## Data for processing

* start *

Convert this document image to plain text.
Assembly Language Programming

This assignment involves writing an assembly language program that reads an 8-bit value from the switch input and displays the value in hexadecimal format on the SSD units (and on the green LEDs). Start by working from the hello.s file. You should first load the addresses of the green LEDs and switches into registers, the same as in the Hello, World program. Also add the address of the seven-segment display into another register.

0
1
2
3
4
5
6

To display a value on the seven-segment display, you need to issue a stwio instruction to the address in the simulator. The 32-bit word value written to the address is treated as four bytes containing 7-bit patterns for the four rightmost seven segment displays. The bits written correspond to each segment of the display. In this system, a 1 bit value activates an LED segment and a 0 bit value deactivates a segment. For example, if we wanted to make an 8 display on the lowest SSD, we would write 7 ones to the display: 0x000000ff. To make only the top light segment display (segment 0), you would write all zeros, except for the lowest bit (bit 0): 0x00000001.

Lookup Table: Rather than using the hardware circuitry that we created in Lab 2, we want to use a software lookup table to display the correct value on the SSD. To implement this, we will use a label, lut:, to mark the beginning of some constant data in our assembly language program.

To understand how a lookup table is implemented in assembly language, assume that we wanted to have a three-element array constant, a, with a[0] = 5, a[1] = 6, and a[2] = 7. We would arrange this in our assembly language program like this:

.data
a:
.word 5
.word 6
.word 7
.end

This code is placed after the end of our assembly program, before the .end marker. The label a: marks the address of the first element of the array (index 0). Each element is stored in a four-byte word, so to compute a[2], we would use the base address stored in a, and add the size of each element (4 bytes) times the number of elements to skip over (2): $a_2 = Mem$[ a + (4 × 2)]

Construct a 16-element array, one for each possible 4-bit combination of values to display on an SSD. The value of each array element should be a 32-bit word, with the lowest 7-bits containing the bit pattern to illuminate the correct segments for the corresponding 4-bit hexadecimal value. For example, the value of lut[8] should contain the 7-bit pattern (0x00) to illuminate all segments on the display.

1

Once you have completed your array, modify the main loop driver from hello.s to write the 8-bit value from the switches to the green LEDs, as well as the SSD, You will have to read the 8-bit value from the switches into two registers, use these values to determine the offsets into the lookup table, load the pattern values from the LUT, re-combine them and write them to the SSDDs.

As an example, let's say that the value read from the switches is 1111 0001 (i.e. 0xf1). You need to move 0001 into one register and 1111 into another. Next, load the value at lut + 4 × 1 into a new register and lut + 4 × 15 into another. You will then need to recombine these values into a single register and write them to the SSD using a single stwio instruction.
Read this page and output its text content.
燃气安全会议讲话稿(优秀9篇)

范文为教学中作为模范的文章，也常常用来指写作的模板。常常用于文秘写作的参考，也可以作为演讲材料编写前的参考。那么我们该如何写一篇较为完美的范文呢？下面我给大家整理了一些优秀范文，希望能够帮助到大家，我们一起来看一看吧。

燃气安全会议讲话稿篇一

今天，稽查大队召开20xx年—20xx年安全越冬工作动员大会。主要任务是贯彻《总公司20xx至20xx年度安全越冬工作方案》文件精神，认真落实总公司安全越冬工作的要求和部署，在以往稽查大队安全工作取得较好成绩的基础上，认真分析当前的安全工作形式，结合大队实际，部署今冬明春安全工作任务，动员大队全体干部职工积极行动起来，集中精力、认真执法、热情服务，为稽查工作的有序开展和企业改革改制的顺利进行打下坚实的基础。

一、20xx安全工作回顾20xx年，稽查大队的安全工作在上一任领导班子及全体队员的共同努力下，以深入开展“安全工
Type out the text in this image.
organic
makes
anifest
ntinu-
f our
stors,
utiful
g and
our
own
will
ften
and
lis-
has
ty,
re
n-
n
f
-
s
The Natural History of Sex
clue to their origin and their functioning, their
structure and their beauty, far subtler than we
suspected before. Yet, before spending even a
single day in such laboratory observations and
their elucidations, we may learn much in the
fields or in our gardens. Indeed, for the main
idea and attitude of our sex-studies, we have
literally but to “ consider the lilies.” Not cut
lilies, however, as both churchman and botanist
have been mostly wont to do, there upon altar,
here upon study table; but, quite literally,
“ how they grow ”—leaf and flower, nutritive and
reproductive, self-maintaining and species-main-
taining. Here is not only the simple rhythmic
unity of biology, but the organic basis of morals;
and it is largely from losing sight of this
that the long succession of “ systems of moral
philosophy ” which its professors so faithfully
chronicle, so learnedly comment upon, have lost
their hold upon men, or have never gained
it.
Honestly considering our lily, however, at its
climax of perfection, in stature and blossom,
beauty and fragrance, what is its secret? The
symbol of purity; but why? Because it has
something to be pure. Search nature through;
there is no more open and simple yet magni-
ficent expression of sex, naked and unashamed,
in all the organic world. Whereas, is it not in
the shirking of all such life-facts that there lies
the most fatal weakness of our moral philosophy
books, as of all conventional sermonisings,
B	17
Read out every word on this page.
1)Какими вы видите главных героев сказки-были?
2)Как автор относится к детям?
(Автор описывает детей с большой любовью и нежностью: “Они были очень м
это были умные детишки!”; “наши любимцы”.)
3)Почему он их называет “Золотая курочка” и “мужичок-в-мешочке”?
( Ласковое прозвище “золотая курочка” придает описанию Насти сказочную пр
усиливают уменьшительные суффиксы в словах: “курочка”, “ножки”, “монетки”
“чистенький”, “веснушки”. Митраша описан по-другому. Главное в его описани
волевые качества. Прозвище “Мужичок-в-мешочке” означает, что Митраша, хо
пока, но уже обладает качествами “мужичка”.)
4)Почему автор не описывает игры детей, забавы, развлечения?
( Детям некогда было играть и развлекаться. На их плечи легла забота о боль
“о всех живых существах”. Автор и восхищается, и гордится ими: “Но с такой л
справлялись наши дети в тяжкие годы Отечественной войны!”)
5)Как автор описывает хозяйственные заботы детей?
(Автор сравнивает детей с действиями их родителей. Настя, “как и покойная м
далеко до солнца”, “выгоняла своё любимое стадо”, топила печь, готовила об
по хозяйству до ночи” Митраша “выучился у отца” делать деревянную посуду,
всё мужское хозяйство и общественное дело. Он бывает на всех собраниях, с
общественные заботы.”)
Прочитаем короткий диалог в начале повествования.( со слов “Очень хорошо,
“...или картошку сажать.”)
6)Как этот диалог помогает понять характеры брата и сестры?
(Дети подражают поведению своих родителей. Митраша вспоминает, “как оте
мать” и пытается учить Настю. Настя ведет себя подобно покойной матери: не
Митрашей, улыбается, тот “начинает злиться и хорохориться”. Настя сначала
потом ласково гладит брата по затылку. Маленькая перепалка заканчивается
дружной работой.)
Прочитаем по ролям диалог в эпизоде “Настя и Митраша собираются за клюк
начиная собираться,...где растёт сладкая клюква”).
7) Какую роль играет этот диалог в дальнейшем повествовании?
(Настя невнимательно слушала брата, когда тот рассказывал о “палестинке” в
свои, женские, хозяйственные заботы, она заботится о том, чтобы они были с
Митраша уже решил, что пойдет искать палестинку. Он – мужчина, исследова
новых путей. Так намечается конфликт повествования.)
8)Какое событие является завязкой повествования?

* end *

## Exercise directions
Without omitting anything, output the entries exactly.

## In response
Convert this document image to plain text.
Assembly Language Programming

This assignment involves writing an assembly language program that reads an 8-bit value from the switch input and displays the value in hexadecimal format on the SSD units (and on the green LEDs). Start by working from the hello.s file. You should first load the addresses of the green LEDs and switches into registers, the same as in the Hello, World program. Also add the address of the seven-segment display into another register.

0
1
2
3
4
5
6

To display a value on the seven-segment display, you need to issue a stwio instruction to the address in the simulator. The 32-bit word value written to the address is treated as four bytes containing 7-bit patterns for the four rightmost seven segment displays. The bits written correspond to each segment of the display. In this system, a 1 bit value activates an LED segment and a 0 bit value deactivates a segment. For example, if we wanted to make an 8 display on the lowest SSD, we would write 7 ones to the display: 0x000000ff. To make only the top light segment display (segment 0), you would write all zeros, except for the lowest bit (bit 0): 0x00000001.

Lookup Table: Rather than using the hardware circuitry that we created in Lab 2, we want to use a software lookup table to display the correct value on the SSD. To implement this, we will use a label, lut:, to mark the beginning of some constant data in our assembly language program.

To understand how a lookup table is implemented in assembly language, assume that we wanted to have a three-element array constant, a, with a[0] = 5, a[1] = 6, and a[2] = 7. We would arrange this in our assembly language program like this:

.data
a:
.word 5
.word 6
.word 7
.end

This code is placed after the end of our assembly program, before the .end marker. The label a: marks the address of the first element of the array (index 0). Each element is stored in a four-byte word, so to compute a[2], we would use the base address stored in a, and add the size of each element (4 bytes) times the number of elements to skip over (2): $a_2 = Mem$[ a + (4 × 2)]

Construct a 16-element array, one for each possible 4-bit combination of values to display on an SSD. The value of each array element should be a 32-bit word, with the lowest 7-bits containing the bit pattern to illuminate the correct segments for the corresponding 4-bit hexadecimal value. For example, the value of lut[8] should contain the 7-bit pattern (0x00) to illuminate all segments on the display.

1

Once you have completed your array, modify the main loop driver from hello.s to write the 8-bit value from the switches to the green LEDs, as well as the SSD, You will have to read the 8-bit value from the switches into two registers, use these values to determine the offsets into the lookup table, load the pattern values from the LUT, re-combine them and write them to the SSDDs.

As an example, let's say that the value read from the switches is 1111 0001 (i.e. 0xf1). You need to move 0001 into one register and 1111 into another. Next, load the value at lut + 4 × 1 into a new register and lut + 4 × 15 into another. You will then need to recombine these values into a single register and write them to the SSD using a single stwio instruction.
Read this page and output its text content.
燃气安全会议讲话稿(优秀9篇)

范文为教学中作为模范的文章，也常常用来指写作的模板。常常用于文秘写作的参考，也可以作为演讲材料编写前的参考。那么我们该如何写一篇较为完美的范文呢？下面我给大家整理了一些优秀范文，希望能够帮助到大家，我们一起来看一看吧。

燃气安全会议讲话稿篇一

今天，稽查大队召开20xx年—20xx年安全越冬工作动员大会。主要任务是贯彻《总公司20xx至20xx年度安全越冬工作方案》文件精神，认真落实总公司安全越冬工作的要求和部署，在以往稽查大队安全工作取得较好成绩的基础上，认真分析当前的安全工作形式，结合大队实际，部署今冬明春安全工作任务，动员大队全体干部职工积极行动起来，集中精力、认真执法、热情服务，为稽查工作的有序开展和企业改革改制的顺利进行打下坚实的基础。

一、20xx安全工作回顾20xx年，稽查大队的安全工作在上一任领导班子及全体队员的共同努力下，以深入开展“安全工
Type out the text in this image.
organic
makes
anifest
ntinu-
f our
stors,
utiful
g and
our
own
will
ften
and
lis-
has
ty,
re
n-
n
f
-
s
The Natural History of Sex
clue to their origin and their functioning, their
structure and their beauty, far subtler than we
suspected before. Yet, before spending even a
single day in such laboratory observations and
their elucidations, we may learn much in the
fields or in our gardens. Indeed, for the main
idea and attitude of our sex-studies, we have
literally but to “ consider the lilies.” Not cut
lilies, however, as both churchman and botanist
have been mostly wont to do, there upon altar,
here upon study table; but, quite literally,
“ how they grow ”—leaf and flower, nutritive and
reproductive, self-maintaining and species-main-
taining. Here is not only the simple rhythmic
unity of biology, but the organic basis of morals;
and it is largely from losing sight of this
that the long succession of “ systems of moral
philosophy ” which its professors so faithfully
chronicle, so learnedly comment upon, have lost
their hold upon men, or have never gained
it.
Honestly considering our lily, however, at its
climax of perfection, in stature and blossom,
beauty and fragrance, what is its secret? The
symbol of purity; but why? Because it has
something to be pure. Search nature through;
there is no more open and simple yet magni-
ficent expression of sex, naked and unashamed,
in all the organic world. Whereas, is it not in
the shirking of all such life-facts that there lies
the most fatal weakness of our moral philosophy
books, as of all conventional sermonisings,
B	17
Read out every word on this page.
1)Какими вы видите главных героев сказки-были?
2)Как автор относится к детям?
(Автор описывает детей с большой любовью и нежностью: “Они были очень м
это были умные детишки!”; “наши любимцы”.)
3)Почему он их называет “Золотая курочка” и “мужичок-в-мешочке”?
( Ласковое прозвище “золотая курочка” придает описанию Насти сказочную пр
усиливают уменьшительные суффиксы в словах: “курочка”, “ножки”, “монетки”
“чистенький”, “веснушки”. Митраша описан по-другому. Главное в его описани
волевые качества. Прозвище “Мужичок-в-мешочке” означает, что Митраша, хо
пока, но уже обладает качествами “мужичка”.)
4)Почему автор не описывает игры детей, забавы, развлечения?
( Детям некогда было играть и развлекаться. На их плечи легла забота о боль
“о всех живых существах”. Автор и восхищается, и гордится ими: “Но с такой л
справлялись наши дети в тяжкие годы Отечественной войны!”)
5)Как автор описывает хозяйственные заботы детей?
(Автор сравнивает детей с действиями их родителей. Настя, “как и покойная м
далеко до солнца”, “выгоняла своё любимое стадо”, топила печь, готовила об
по хозяйству до ночи” Митраша “выучился у отца” делать деревянную посуду,
всё мужское хозяйство и общественное дело. Он бывает на всех собраниях, с
общественные заботы.”)
Прочитаем короткий диалог в начале повествования.( со слов “Очень хорошо,
“...или картошку сажать.”)
6)Как этот диалог помогает понять характеры брата и сестры?
(Дети подражают поведению своих родителей. Митраша вспоминает, “как оте
мать” и пытается учить Настю. Настя ведет себя подобно покойной матери: не
Митрашей, улыбается, тот “начинает злиться и хорохориться”. Настя сначала
потом ласково гладит брата по затылку. Маленькая перепалка заканчивается
дружной работой.)
Прочитаем по ролям диалог в эпизоде “Настя и Митраша собираются за клюк
начиная собираться,...где растёт сладкая клюква”).
7) Какую роль играет этот диалог в дальнейшем повествовании?
(Настя невнимательно слушала брата, когда тот рассказывал о “палестинке” в
свои, женские, хозяйственные заботы, она заботится о том, чтобы они были с
Митраша уже решил, что пойдет искать палестинку. Он – мужчина, исследова
новых путей. Так намечается конфликт повествования.)
8)Какое событие является завязкой повествования?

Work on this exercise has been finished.